GIVEN REQUEST:
Retype the whole listing below, character for character.

Dataset items:
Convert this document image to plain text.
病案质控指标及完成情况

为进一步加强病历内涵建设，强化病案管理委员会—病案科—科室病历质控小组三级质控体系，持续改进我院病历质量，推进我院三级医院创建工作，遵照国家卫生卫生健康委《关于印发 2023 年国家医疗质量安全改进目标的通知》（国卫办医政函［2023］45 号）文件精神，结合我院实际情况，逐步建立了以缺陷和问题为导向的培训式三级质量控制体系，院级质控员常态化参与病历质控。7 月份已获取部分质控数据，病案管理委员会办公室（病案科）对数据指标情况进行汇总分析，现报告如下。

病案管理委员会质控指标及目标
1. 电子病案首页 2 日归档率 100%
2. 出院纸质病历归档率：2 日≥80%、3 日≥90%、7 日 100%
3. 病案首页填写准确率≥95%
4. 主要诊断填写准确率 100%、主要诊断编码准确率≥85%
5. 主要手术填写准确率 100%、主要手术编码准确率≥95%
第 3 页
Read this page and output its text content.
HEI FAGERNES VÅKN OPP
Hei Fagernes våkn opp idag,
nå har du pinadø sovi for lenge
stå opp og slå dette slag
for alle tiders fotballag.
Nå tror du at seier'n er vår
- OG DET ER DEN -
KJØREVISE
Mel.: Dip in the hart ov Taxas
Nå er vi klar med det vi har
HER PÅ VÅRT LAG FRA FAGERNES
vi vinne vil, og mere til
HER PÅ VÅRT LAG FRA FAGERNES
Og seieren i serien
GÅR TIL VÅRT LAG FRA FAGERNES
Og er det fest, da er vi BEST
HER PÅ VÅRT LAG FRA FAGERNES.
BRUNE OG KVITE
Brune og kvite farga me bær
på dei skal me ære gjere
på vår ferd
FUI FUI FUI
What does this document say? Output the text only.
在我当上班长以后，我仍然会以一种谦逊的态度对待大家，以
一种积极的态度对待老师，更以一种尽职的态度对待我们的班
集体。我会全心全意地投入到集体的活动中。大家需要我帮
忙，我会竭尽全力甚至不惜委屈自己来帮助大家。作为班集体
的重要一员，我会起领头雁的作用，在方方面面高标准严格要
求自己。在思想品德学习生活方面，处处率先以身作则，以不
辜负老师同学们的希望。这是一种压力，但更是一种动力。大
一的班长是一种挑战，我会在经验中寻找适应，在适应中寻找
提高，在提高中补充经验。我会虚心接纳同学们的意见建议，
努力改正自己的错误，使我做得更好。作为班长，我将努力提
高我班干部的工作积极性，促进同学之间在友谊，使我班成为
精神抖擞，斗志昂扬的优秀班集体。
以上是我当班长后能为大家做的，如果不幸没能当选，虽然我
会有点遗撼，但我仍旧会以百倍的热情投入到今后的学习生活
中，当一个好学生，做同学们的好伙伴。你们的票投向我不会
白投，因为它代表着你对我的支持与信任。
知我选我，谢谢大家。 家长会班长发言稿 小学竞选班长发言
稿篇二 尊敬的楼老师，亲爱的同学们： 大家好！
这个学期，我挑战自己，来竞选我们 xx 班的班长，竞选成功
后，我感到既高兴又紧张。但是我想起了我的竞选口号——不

FINISHED TASK:
Convert this document image to plain text.
病案质控指标及完成情况

为进一步加强病历内涵建设，强化病案管理委员会—病案科—科室病历质控小组三级质控体系，持续改进我院病历质量，推进我院三级医院创建工作，遵照国家卫生卫生健康委《关于印发 2023 年国家医疗质量安全改进目标的通知》（国卫办医政函［2023］45 号）文件精神，结合我院实际情况，逐步建立了以缺陷和问题为导向的培训式三级质量控制体系，院级质控员常态化参与病历质控。7 月份已获取部分质控数据，病案管理委员会办公室（病案科）对数据指标情况进行汇总分析，现报告如下。

病案管理委员会质控指标及目标
1. 电子病案首页 2 日归档率 100%
2. 出院纸质病历归档率：2 日≥80%、3 日≥90%、7 日 100%
3. 病案首页填写准确率≥95%
4. 主要诊断填写准确率 100%、主要诊断编码准确率≥85%
5. 主要手术填写准确率 100%、主要手术编码准确率≥95%
第 3 页
Read this page and output its text content.
HEI FAGERNES VÅKN OPP
Hei Fagernes våkn opp idag,
nå har du pinadø sovi for lenge
stå opp og slå dette slag
for alle tiders fotballag.
Nå tror du at seier'n er vår
- OG DET ER DEN -
KJØREVISE
Mel.: Dip in the hart ov Taxas
Nå er vi klar med det vi har
HER PÅ VÅRT LAG FRA FAGERNES
vi vinne vil, og mere til
HER PÅ VÅRT LAG FRA FAGERNES
Og seieren i serien
GÅR TIL VÅRT LAG FRA FAGERNES
Og er det fest, da er vi BEST
HER PÅ VÅRT LAG FRA FAGERNES.
BRUNE OG KVITE
Brune og kvite farga me bær
på dei skal me ære gjere
på vår ferd
FUI FUI FUI
What does this document say? Output the text only.
在我当上班长以后，我仍然会以一种谦逊的态度对待大家，以
一种积极的态度对待老师，更以一种尽职的态度对待我们的班
集体。我会全心全意地投入到集体的活动中。大家需要我帮
忙，我会竭尽全力甚至不惜委屈自己来帮助大家。作为班集体
的重要一员，我会起领头雁的作用，在方方面面高标准严格要
求自己。在思想品德学习生活方面，处处率先以身作则，以不
辜负老师同学们的希望。这是一种压力，但更是一种动力。大
一的班长是一种挑战，我会在经验中寻找适应，在适应中寻找
提高，在提高中补充经验。我会虚心接纳同学们的意见建议，
努力改正自己的错误，使我做得更好。作为班长，我将努力提
高我班干部的工作积极性，促进同学之间在友谊，使我班成为
精神抖擞，斗志昂扬的优秀班集体。
以上是我当班长后能为大家做的，如果不幸没能当选，虽然我
会有点遗撼，但我仍旧会以百倍的热情投入到今后的学习生活
中，当一个好学生，做同学们的好伙伴。你们的票投向我不会
白投，因为它代表着你对我的支持与信任。
知我选我，谢谢大家。 家长会班长发言稿 小学竞选班长发言
稿篇二 尊敬的楼老师，亲爱的同学们： 大家好！
这个学期，我挑战自己，来竞选我们 xx 班的班长，竞选成功
后，我感到既高兴又紧张。但是我想起了我的竞选口号——不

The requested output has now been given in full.